Data provided =
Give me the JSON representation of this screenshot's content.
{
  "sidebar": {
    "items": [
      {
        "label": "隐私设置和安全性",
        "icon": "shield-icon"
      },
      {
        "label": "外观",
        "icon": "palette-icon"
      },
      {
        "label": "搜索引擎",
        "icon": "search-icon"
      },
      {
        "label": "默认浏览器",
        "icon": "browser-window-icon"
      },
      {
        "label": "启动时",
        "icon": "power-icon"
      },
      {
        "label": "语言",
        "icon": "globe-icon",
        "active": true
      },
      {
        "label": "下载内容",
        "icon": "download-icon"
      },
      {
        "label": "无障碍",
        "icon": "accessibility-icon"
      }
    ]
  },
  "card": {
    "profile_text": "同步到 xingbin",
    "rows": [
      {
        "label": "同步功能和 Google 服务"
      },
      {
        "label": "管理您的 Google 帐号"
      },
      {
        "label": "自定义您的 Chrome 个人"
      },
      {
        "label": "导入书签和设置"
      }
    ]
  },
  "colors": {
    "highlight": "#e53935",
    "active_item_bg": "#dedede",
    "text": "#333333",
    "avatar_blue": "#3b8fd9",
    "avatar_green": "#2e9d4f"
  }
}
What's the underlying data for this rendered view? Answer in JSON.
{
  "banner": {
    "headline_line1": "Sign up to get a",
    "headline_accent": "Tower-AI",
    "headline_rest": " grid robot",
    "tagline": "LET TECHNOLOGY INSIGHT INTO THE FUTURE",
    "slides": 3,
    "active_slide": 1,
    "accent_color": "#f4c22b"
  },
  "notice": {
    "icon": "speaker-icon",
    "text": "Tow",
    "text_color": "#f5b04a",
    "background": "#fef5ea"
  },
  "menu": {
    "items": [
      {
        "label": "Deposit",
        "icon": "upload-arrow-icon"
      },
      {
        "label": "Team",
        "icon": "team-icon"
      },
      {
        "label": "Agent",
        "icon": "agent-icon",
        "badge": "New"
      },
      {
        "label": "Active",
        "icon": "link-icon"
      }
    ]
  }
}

Challenge =
Among the lines of the material, find those that hold the word "this" and copy them.

Response =
Give me the JSON representation of this screenshot's content.
What's the underlying data for this rendered view? Answer in JSON.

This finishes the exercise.